— Start of Source data —

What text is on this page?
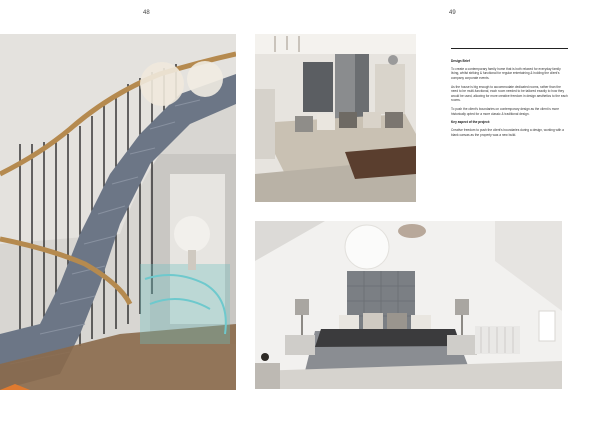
48	49

Design Brief

To create a contemporary family home that is both relaxed for everyday family living, whilst striking & functional for regular entertaining & holding the client's company corporate events.

As the house is big enough to accommodate dedicated rooms, rather than the need to be multi-functional, each room needed to be tailored exactly to how they would be used, allowing for more creative freedom in design aesthetics to the each rooms.

To push the client's boundaries on contemporary design as the client is more historically opted for a more classic & traditional design.

Key aspect of the project:

Creative freedom to push the client's boundaries during a design, working with a blank canvas as the property was a new build.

— End of Source data —

- To do
Leave out the pictures and print every line of the data exactly.

- Solution
What text is on this page?
48	49

Design Brief

To create a contemporary family home that is both relaxed for everyday family living, whilst striking & functional for regular entertaining & holding the client's company corporate events.

As the house is big enough to accommodate dedicated rooms, rather than the need to be multi-functional, each room needed to be tailored exactly to how they would be used, allowing for more creative freedom in design aesthetics to the each rooms.

To push the client's boundaries on contemporary design as the client is more historically opted for a more classic & traditional design.

Key aspect of the project:

Creative freedom to push the client's boundaries during a design, working with a blank canvas as the property was a new build.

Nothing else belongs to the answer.